# START OF Dataset records
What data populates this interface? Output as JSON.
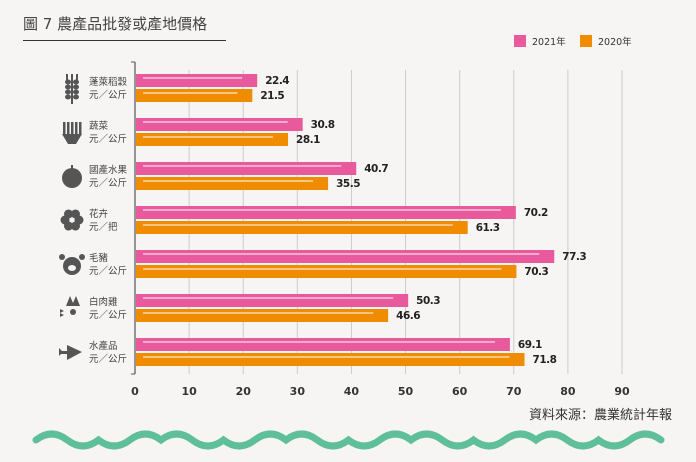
{
  "title": "圖 7  農產品批發或產地價格",
  "source": "資料來源：農業統計年報",
  "colors": {
    "2021": "#e85a9b",
    "2020": "#f08c00",
    "wave": "#5fbf9a",
    "grid": "#cccccc"
  },
  "chart_data": {
    "type": "bar",
    "orientation": "horizontal",
    "title": "圖 7  農產品批發或產地價格",
    "categories": [
      {
        "name": "蓬萊稻穀",
        "unit": "元／公斤",
        "icon": "rice-icon"
      },
      {
        "name": "蔬菜",
        "unit": "元／公斤",
        "icon": "vegetable-icon"
      },
      {
        "name": "國產水果",
        "unit": "元／公斤",
        "icon": "fruit-icon"
      },
      {
        "name": "花卉",
        "unit": "元／把",
        "icon": "flower-icon"
      },
      {
        "name": "毛豬",
        "unit": "元／公斤",
        "icon": "pig-icon"
      },
      {
        "name": "白肉雞",
        "unit": "元／公斤",
        "icon": "chicken-icon"
      },
      {
        "name": "水產品",
        "unit": "元／公斤",
        "icon": "fish-icon"
      }
    ],
    "series": [
      {
        "name": "2021年",
        "values": [
          22.4,
          30.8,
          40.7,
          70.2,
          77.3,
          50.3,
          69.1
        ],
        "labels": [
          "22.4",
          "30.8",
          "40.7",
          "70.2",
          "77.3",
          "50.3",
          "69.1"
        ]
      },
      {
        "name": "2020年",
        "values": [
          21.5,
          28.1,
          35.5,
          61.3,
          70.3,
          46.6,
          71.8
        ],
        "labels": [
          "21.5",
          "28.1",
          "35.5",
          "61.3",
          "70.3",
          "46.6",
          "71.8"
        ]
      }
    ],
    "xlim": [
      0,
      90
    ],
    "xticks": [
      "0",
      "10",
      "20",
      "30",
      "40",
      "50",
      "60",
      "70",
      "80",
      "90"
    ],
    "grid": true,
    "legend": "top-right"
  }
}
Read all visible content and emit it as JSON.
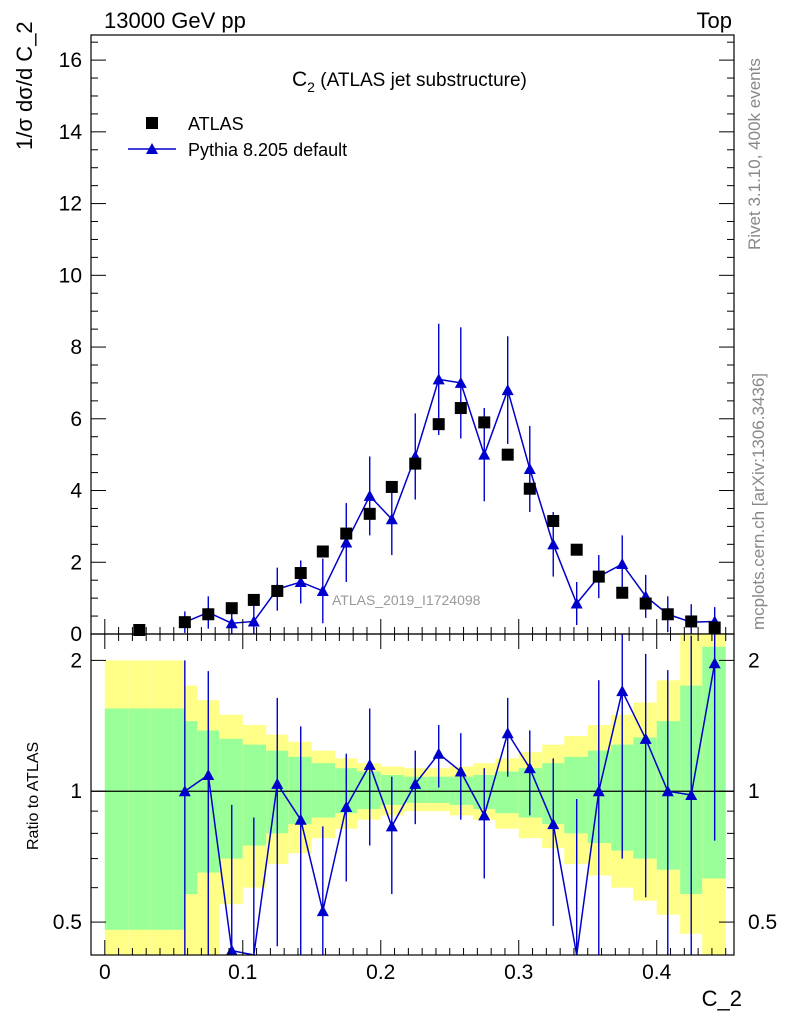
{
  "header": {
    "left": "13000 GeV pp",
    "right": "Top"
  },
  "side": {
    "rivet": "Rivet 3.1.10,  400k events",
    "mcplots": "mcplots.cern.ch [arXiv:1306.3436]"
  },
  "chart_data": {
    "type": "scatter",
    "title_main": "C",
    "title_sub": "2",
    "title_rest": " (ATLAS jet substructure)",
    "analysis_id": "ATLAS_2019_I1724098",
    "xlabel": "C_2",
    "ylabel_top": "1/σ dσ/d C_2",
    "ylabel_ratio": "Ratio to ATLAS",
    "xlim": [
      -0.01,
      0.456
    ],
    "ylim_main": [
      0,
      16.7
    ],
    "ylim_ratio": [
      0.42,
      2.3
    ],
    "x_ticks": [
      "0",
      "0.1",
      "0.2",
      "0.3",
      "0.4"
    ],
    "x_tick_values": [
      0,
      0.1,
      0.2,
      0.3,
      0.4
    ],
    "y_ticks_main": [
      "0",
      "2",
      "4",
      "6",
      "8",
      "10",
      "12",
      "14",
      "16"
    ],
    "y_tick_values_main": [
      0,
      2,
      4,
      6,
      8,
      10,
      12,
      14,
      16
    ],
    "y_ticks_ratio": [
      "0.5",
      "1",
      "2"
    ],
    "y_tick_values_ratio": [
      0.5,
      1,
      2
    ],
    "legend": {
      "data_label": "ATLAS",
      "mc_label": "Pythia 8.205 default",
      "position": "top-left"
    },
    "colors": {
      "data": "#000000",
      "mc": "#0000cc",
      "band_inner": "#99ff99",
      "band_outer": "#ffff88"
    },
    "atlas": {
      "x": [
        0.025,
        0.058,
        0.075,
        0.092,
        0.108,
        0.125,
        0.142,
        0.158,
        0.175,
        0.192,
        0.208,
        0.225,
        0.242,
        0.258,
        0.275,
        0.292,
        0.308,
        0.325,
        0.342,
        0.358,
        0.375,
        0.392,
        0.408,
        0.425,
        0.442
      ],
      "y": [
        0.0,
        0.33,
        0.55,
        0.72,
        0.95,
        1.2,
        1.7,
        2.3,
        2.8,
        3.35,
        4.1,
        4.75,
        5.85,
        6.3,
        5.9,
        5.0,
        4.05,
        3.15,
        2.35,
        1.6,
        1.15,
        0.85,
        0.55,
        0.35,
        0.18
      ]
    },
    "pythia": {
      "x": [
        0.058,
        0.075,
        0.092,
        0.108,
        0.125,
        0.142,
        0.158,
        0.175,
        0.192,
        0.208,
        0.225,
        0.242,
        0.258,
        0.275,
        0.292,
        0.308,
        0.325,
        0.342,
        0.358,
        0.375,
        0.392,
        0.408,
        0.425,
        0.442
      ],
      "y": [
        0.33,
        0.6,
        0.3,
        0.35,
        1.25,
        1.45,
        1.2,
        2.55,
        3.85,
        3.2,
        4.95,
        7.1,
        7.0,
        5.0,
        6.8,
        4.6,
        2.5,
        0.85,
        1.6,
        1.95,
        1.05,
        0.55,
        0.33,
        0.35
      ],
      "err": [
        0.3,
        0.45,
        0.35,
        0.5,
        0.6,
        0.6,
        0.9,
        1.1,
        1.1,
        1.0,
        1.2,
        1.55,
        1.55,
        1.3,
        1.5,
        1.2,
        0.9,
        0.6,
        0.6,
        0.8,
        0.6,
        0.5,
        0.5,
        0.4
      ],
      "ratio": [
        1.0,
        1.09,
        0.43,
        0.37,
        1.04,
        0.86,
        0.53,
        0.92,
        1.15,
        0.83,
        1.04,
        1.22,
        1.11,
        0.88,
        1.36,
        1.13,
        0.84,
        0.36,
        1.0,
        1.7,
        1.32,
        1.0,
        0.98,
        1.97
      ],
      "ratio_err": [
        1.0,
        0.8,
        0.5,
        0.5,
        0.6,
        0.55,
        0.3,
        0.3,
        0.4,
        0.25,
        0.2,
        0.2,
        0.25,
        0.25,
        0.28,
        0.25,
        0.35,
        0.6,
        0.8,
        1.0,
        0.75,
        0.9,
        1.3,
        1.2
      ]
    },
    "bands": {
      "edges": [
        0.0,
        0.017,
        0.033,
        0.05,
        0.058,
        0.067,
        0.083,
        0.1,
        0.117,
        0.133,
        0.15,
        0.167,
        0.183,
        0.2,
        0.217,
        0.233,
        0.25,
        0.267,
        0.283,
        0.3,
        0.317,
        0.333,
        0.35,
        0.367,
        0.383,
        0.4,
        0.417,
        0.433,
        0.45
      ],
      "inner_lo": [
        0.48,
        0.48,
        0.48,
        0.48,
        0.58,
        0.65,
        0.7,
        0.75,
        0.8,
        0.84,
        0.87,
        0.89,
        0.91,
        0.93,
        0.94,
        0.94,
        0.93,
        0.91,
        0.89,
        0.87,
        0.84,
        0.8,
        0.76,
        0.73,
        0.7,
        0.66,
        0.58,
        0.63
      ],
      "inner_hi": [
        1.55,
        1.55,
        1.55,
        1.55,
        1.45,
        1.38,
        1.32,
        1.28,
        1.24,
        1.2,
        1.16,
        1.13,
        1.11,
        1.09,
        1.08,
        1.08,
        1.08,
        1.09,
        1.11,
        1.13,
        1.16,
        1.2,
        1.24,
        1.28,
        1.33,
        1.45,
        1.75,
        2.15
      ],
      "outer_lo": [
        0.42,
        0.42,
        0.42,
        0.42,
        0.42,
        0.42,
        0.55,
        0.6,
        0.68,
        0.72,
        0.78,
        0.82,
        0.86,
        0.88,
        0.9,
        0.9,
        0.88,
        0.86,
        0.82,
        0.78,
        0.74,
        0.68,
        0.64,
        0.6,
        0.56,
        0.52,
        0.47,
        0.42
      ],
      "outer_hi": [
        2.0,
        2.0,
        2.0,
        2.0,
        1.75,
        1.62,
        1.5,
        1.42,
        1.35,
        1.3,
        1.24,
        1.19,
        1.16,
        1.14,
        1.13,
        1.13,
        1.14,
        1.16,
        1.19,
        1.23,
        1.28,
        1.34,
        1.42,
        1.5,
        1.6,
        1.8,
        2.3,
        2.3
      ]
    }
  }
}
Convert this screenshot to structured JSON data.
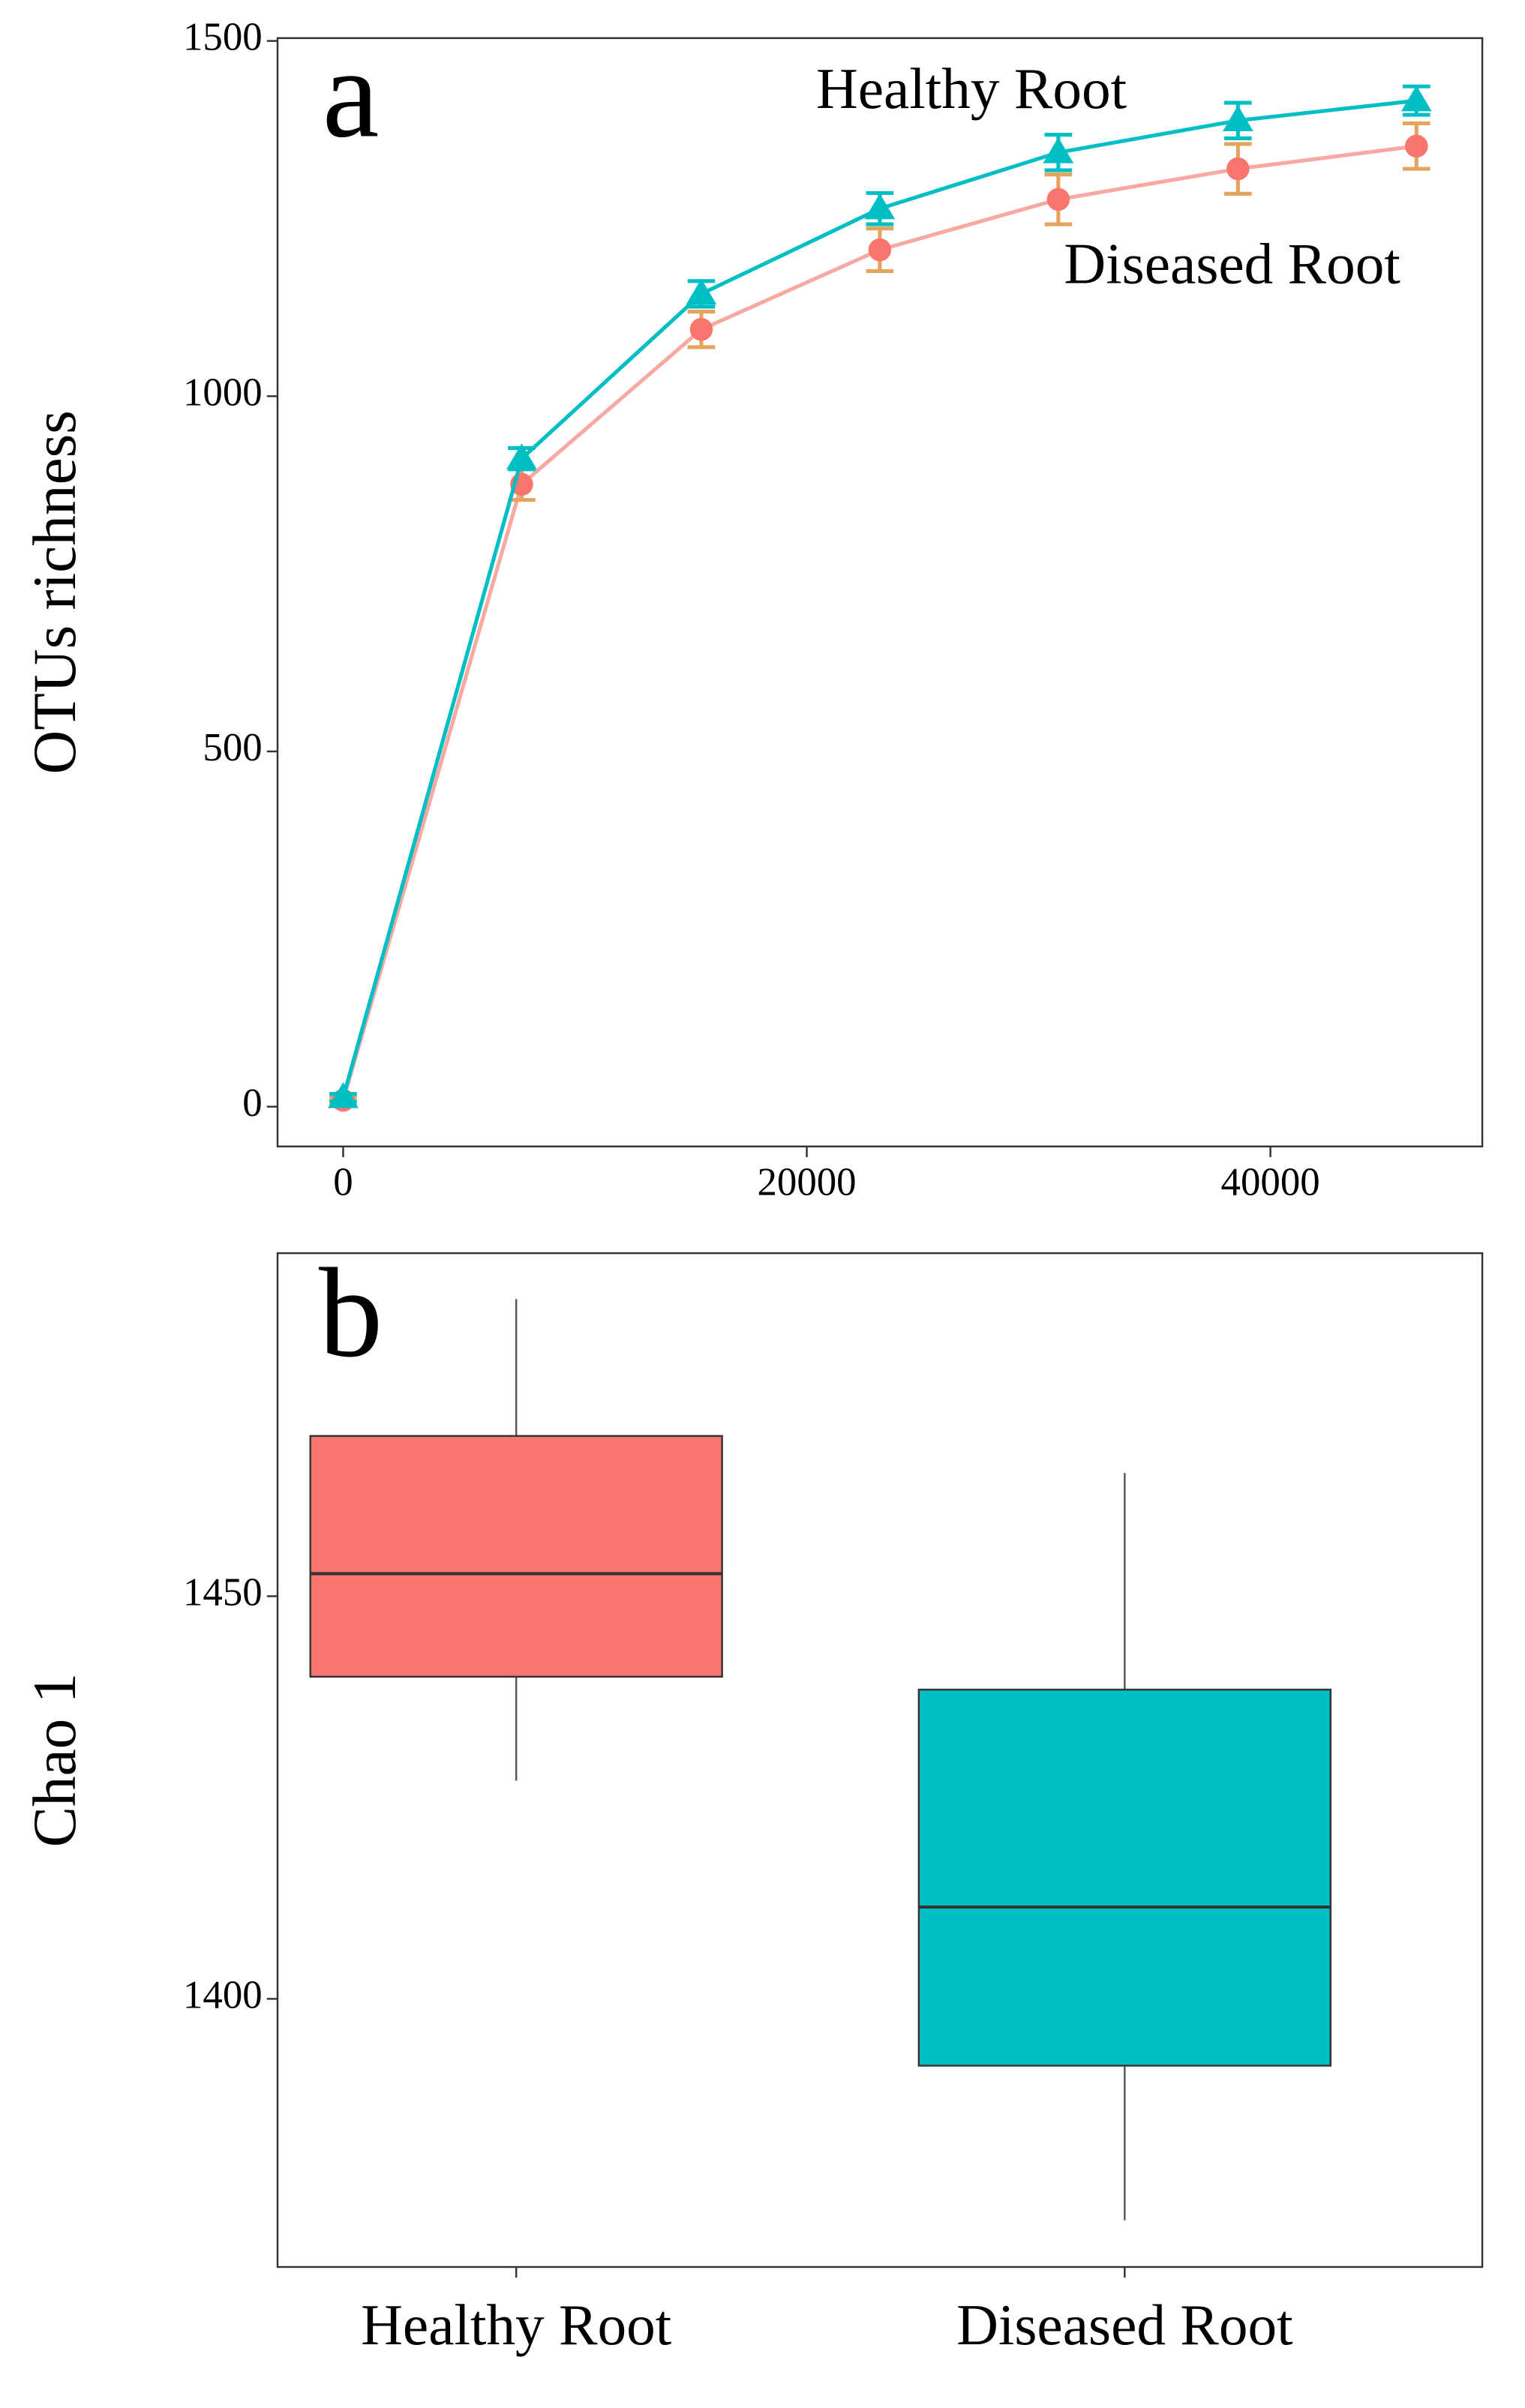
{
  "chart_data": [
    {
      "type": "line",
      "annotation_letter": "a",
      "ylabel": "OTUs richness",
      "x": [
        0,
        7700,
        15450,
        23150,
        30850,
        38600,
        46300
      ],
      "series": [
        {
          "name": "Healthy Root",
          "color": "#00bfc4",
          "line_color": "#00bfc4",
          "error_color": "#00bfc4",
          "marker": "triangle",
          "values": [
            13,
            912,
            1144,
            1264,
            1343,
            1388,
            1416
          ],
          "errors": [
            5,
            15,
            18,
            22,
            25,
            25,
            20
          ]
        },
        {
          "name": "Diseased Root",
          "color": "#f8766d",
          "line_color": "#f7a9a2",
          "error_color": "#e6a35c",
          "marker": "circle",
          "values": [
            9,
            876,
            1094,
            1206,
            1277,
            1320,
            1352
          ],
          "errors": [
            5,
            22,
            25,
            30,
            35,
            35,
            32
          ]
        }
      ],
      "xlim": [
        -2830,
        49140
      ],
      "xticks": [
        0,
        20000,
        40000
      ],
      "ylim": [
        -56,
        1504
      ],
      "yticks": [
        0,
        500,
        1000,
        1500
      ]
    },
    {
      "type": "box",
      "annotation_letter": "b",
      "ylabel": "Chao 1",
      "categories": [
        "Healthy Root",
        "Diseased Root"
      ],
      "colors": [
        "#f8766d",
        "#00bfc4"
      ],
      "boxes": [
        {
          "whislo": 1427.1,
          "q1": 1440,
          "median": 1452.8,
          "q3": 1469.9,
          "whishi": 1486.9
        },
        {
          "whislo": 1372.5,
          "q1": 1391.7,
          "median": 1411.4,
          "q3": 1438.4,
          "whishi": 1465.3
        }
      ],
      "ylim": [
        1366.7,
        1492.6
      ],
      "yticks": [
        1400,
        1450
      ]
    }
  ]
}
# END OF Dataset records
Goal
Look through the entries above for the word "Root". Copy every line where it shows up.

Solution for this problem
          "name": "Healthy Root",
          "name": "Diseased Root",
        "Healthy Root",
        "Diseased Root"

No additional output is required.